»»

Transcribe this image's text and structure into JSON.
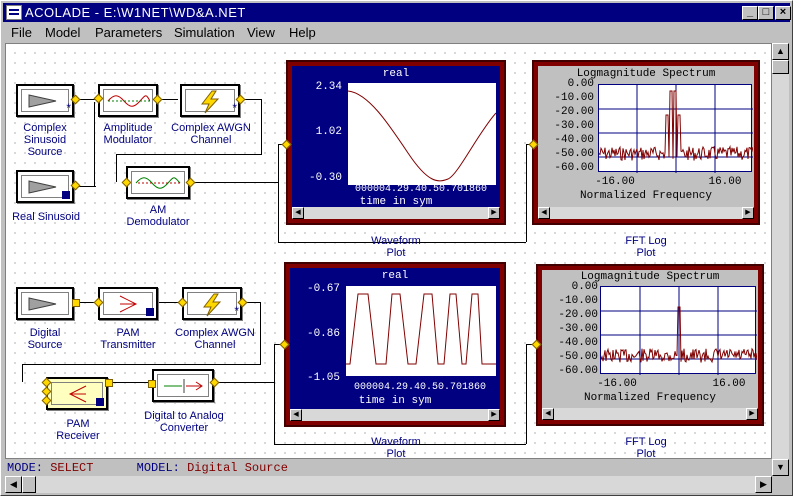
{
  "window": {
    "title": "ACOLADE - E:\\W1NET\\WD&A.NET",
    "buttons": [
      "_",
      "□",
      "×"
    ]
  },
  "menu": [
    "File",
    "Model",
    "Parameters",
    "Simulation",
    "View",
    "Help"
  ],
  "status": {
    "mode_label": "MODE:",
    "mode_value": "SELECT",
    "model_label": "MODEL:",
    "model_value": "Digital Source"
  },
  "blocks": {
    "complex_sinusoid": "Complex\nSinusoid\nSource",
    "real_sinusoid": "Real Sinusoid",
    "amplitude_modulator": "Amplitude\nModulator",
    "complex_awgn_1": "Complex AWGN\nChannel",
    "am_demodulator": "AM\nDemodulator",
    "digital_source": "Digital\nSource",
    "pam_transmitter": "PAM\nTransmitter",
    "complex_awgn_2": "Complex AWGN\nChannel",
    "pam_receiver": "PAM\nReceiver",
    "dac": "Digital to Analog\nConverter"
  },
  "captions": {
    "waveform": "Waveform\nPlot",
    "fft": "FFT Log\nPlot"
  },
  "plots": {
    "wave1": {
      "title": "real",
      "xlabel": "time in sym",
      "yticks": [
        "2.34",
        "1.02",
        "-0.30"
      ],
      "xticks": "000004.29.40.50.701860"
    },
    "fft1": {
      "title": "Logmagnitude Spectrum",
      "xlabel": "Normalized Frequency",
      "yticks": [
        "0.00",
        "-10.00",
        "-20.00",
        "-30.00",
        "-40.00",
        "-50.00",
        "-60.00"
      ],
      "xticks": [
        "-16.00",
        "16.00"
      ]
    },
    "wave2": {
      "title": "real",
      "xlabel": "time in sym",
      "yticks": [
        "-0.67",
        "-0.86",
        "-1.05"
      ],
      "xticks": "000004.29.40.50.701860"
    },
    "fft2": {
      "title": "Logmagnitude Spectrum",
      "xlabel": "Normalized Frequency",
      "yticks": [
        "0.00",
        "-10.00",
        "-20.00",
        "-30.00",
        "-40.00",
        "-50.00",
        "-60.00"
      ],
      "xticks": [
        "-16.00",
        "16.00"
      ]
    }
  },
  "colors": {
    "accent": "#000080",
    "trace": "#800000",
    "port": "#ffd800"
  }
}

««

[Problem] All records above are to be printed exactly, minus the pictures they contain.

[Output]
Transcribe this image's text and structure into JSON.
{
  "window": {
    "title": "ACOLADE - E:\\W1NET\\WD&A.NET",
    "buttons": [
      "_",
      "□",
      "×"
    ]
  },
  "menu": [
    "File",
    "Model",
    "Parameters",
    "Simulation",
    "View",
    "Help"
  ],
  "status": {
    "mode_label": "MODE:",
    "mode_value": "SELECT",
    "model_label": "MODEL:",
    "model_value": "Digital Source"
  },
  "blocks": {
    "complex_sinusoid": "Complex\nSinusoid\nSource",
    "real_sinusoid": "Real Sinusoid",
    "amplitude_modulator": "Amplitude\nModulator",
    "complex_awgn_1": "Complex AWGN\nChannel",
    "am_demodulator": "AM\nDemodulator",
    "digital_source": "Digital\nSource",
    "pam_transmitter": "PAM\nTransmitter",
    "complex_awgn_2": "Complex AWGN\nChannel",
    "pam_receiver": "PAM\nReceiver",
    "dac": "Digital to Analog\nConverter"
  },
  "captions": {
    "waveform": "Waveform\nPlot",
    "fft": "FFT Log\nPlot"
  },
  "plots": {
    "wave1": {
      "title": "real",
      "xlabel": "time in sym",
      "yticks": [
        "2.34",
        "1.02",
        "-0.30"
      ],
      "xticks": "000004.29.40.50.701860"
    },
    "fft1": {
      "title": "Logmagnitude Spectrum",
      "xlabel": "Normalized Frequency",
      "yticks": [
        "0.00",
        "-10.00",
        "-20.00",
        "-30.00",
        "-40.00",
        "-50.00",
        "-60.00"
      ],
      "xticks": [
        "-16.00",
        "16.00"
      ]
    },
    "wave2": {
      "title": "real",
      "xlabel": "time in sym",
      "yticks": [
        "-0.67",
        "-0.86",
        "-1.05"
      ],
      "xticks": "000004.29.40.50.701860"
    },
    "fft2": {
      "title": "Logmagnitude Spectrum",
      "xlabel": "Normalized Frequency",
      "yticks": [
        "0.00",
        "-10.00",
        "-20.00",
        "-30.00",
        "-40.00",
        "-50.00",
        "-60.00"
      ],
      "xticks": [
        "-16.00",
        "16.00"
      ]
    }
  },
  "colors": {
    "accent": "#000080",
    "trace": "#800000",
    "port": "#ffd800"
  }
}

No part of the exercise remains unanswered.